**** DATA ****
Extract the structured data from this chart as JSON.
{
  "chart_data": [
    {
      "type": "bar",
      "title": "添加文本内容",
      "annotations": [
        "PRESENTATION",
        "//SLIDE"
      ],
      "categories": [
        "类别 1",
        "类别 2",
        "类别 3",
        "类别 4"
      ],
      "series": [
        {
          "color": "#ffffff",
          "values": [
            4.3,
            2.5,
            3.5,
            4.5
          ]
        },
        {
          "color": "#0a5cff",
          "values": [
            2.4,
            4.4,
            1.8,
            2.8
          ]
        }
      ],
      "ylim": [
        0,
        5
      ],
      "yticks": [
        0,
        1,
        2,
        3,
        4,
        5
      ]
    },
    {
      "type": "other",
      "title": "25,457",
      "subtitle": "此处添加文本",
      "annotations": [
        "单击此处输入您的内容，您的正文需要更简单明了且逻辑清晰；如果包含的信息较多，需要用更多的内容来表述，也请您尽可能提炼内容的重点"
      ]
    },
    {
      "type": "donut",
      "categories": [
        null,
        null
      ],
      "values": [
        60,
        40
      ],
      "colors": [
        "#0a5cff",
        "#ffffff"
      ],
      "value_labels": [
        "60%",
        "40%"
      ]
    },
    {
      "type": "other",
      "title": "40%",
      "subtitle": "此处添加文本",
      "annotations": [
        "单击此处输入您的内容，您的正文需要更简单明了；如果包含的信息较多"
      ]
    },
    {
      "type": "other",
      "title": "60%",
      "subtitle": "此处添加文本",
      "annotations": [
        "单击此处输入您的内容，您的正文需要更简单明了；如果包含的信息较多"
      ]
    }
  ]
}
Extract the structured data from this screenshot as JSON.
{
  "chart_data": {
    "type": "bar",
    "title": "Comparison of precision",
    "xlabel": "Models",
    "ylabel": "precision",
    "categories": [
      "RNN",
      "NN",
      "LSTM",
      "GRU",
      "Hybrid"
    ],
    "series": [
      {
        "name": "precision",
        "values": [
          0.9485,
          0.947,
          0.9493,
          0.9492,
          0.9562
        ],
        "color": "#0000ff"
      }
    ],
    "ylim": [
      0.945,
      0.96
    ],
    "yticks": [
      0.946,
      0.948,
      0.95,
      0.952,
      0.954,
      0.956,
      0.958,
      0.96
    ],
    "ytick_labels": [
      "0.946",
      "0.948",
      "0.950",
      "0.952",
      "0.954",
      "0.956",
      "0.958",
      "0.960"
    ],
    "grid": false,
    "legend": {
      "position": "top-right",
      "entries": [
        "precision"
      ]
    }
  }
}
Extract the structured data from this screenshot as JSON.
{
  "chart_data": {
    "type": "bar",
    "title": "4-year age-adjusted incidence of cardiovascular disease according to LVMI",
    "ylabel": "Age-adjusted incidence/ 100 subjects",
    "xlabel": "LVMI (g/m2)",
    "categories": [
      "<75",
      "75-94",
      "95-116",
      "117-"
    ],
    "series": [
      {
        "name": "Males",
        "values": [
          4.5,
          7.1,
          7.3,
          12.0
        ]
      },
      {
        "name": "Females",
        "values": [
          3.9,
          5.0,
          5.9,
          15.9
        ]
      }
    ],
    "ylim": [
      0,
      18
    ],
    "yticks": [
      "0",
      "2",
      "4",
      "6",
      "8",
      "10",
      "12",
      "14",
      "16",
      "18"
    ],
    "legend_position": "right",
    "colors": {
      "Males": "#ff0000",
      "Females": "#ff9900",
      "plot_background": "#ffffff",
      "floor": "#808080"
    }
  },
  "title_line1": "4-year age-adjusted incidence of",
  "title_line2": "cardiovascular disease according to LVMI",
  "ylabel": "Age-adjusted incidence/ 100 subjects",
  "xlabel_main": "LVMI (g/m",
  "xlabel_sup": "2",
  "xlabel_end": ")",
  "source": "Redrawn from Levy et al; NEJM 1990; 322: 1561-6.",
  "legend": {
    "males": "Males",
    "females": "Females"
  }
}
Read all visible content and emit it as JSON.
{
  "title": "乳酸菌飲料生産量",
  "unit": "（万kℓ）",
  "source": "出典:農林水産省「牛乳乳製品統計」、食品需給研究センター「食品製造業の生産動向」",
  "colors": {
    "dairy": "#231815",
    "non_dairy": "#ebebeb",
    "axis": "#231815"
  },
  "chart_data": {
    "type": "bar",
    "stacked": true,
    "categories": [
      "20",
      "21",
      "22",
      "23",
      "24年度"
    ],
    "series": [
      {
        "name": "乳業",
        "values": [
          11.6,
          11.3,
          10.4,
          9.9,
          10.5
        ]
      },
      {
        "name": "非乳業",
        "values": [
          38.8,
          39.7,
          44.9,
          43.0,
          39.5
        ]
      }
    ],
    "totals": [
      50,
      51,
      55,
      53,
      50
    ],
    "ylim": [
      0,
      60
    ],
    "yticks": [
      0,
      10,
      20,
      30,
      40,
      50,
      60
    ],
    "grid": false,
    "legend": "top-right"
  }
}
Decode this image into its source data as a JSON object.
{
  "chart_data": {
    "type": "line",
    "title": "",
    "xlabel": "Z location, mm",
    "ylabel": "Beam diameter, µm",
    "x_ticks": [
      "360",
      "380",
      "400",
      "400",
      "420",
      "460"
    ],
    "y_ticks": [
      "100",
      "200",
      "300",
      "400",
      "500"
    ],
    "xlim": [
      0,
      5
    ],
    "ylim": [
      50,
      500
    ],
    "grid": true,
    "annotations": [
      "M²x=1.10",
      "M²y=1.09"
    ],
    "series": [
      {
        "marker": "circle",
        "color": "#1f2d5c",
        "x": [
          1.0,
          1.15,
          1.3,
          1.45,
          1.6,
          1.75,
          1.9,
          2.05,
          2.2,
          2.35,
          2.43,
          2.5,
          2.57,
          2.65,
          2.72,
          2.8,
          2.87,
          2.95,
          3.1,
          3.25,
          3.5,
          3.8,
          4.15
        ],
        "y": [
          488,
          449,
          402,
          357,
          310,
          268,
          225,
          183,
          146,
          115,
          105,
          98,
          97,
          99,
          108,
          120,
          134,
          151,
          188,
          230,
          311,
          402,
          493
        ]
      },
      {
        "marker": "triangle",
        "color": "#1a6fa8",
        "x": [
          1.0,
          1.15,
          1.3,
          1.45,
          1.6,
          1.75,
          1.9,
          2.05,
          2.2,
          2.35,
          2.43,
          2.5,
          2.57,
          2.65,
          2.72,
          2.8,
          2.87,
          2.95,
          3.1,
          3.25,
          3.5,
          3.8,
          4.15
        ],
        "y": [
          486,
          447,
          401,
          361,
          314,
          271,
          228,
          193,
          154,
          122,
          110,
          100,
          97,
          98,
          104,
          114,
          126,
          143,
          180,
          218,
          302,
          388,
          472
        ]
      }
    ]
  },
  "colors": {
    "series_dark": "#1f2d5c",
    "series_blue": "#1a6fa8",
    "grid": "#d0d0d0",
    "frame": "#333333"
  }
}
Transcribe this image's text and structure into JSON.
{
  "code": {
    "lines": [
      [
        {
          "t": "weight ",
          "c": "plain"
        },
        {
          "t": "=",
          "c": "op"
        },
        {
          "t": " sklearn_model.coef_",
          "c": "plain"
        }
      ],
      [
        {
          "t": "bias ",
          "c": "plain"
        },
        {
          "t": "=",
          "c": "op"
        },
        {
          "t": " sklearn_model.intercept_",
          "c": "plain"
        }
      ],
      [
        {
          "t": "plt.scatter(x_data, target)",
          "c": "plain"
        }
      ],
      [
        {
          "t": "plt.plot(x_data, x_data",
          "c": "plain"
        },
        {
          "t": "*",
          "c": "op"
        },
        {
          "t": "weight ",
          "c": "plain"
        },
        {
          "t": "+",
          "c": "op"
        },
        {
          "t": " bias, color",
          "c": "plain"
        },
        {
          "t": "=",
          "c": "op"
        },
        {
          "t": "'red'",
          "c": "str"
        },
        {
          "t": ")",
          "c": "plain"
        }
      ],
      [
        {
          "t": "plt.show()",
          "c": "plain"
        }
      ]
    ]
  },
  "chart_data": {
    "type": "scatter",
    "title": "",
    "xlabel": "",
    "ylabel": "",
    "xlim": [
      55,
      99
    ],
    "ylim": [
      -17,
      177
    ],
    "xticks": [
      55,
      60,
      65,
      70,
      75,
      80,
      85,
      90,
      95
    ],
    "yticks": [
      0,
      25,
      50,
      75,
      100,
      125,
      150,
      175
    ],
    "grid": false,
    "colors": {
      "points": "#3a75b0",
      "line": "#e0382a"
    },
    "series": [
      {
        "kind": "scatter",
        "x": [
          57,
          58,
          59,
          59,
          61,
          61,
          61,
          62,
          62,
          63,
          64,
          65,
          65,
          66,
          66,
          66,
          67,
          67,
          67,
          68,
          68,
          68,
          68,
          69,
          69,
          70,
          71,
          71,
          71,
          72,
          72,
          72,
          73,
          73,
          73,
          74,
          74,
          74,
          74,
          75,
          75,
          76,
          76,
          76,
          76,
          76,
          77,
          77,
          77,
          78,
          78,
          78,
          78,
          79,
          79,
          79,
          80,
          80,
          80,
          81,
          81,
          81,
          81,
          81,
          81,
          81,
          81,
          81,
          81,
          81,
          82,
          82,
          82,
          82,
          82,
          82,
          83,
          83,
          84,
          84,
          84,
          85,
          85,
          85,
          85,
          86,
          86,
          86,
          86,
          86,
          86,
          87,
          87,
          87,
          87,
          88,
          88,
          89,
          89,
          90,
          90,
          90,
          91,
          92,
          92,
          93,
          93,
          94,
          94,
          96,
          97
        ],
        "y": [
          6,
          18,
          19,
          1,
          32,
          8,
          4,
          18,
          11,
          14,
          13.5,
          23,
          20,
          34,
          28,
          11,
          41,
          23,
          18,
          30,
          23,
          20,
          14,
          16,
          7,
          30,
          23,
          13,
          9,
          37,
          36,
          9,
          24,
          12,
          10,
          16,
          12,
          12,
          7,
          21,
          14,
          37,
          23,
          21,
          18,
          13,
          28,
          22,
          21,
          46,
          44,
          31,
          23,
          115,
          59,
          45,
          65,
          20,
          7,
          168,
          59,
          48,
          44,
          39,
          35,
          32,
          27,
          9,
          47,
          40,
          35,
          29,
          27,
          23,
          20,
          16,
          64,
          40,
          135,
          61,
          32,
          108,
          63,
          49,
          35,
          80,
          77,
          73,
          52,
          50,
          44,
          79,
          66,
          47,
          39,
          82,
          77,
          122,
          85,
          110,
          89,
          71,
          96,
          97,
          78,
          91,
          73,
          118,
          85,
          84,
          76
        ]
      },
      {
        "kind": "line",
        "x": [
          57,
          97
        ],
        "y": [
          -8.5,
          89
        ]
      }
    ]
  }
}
****
Provide only the count of lines in the data above that include the string "cardiovascular".

## SOLUTION BELOW
2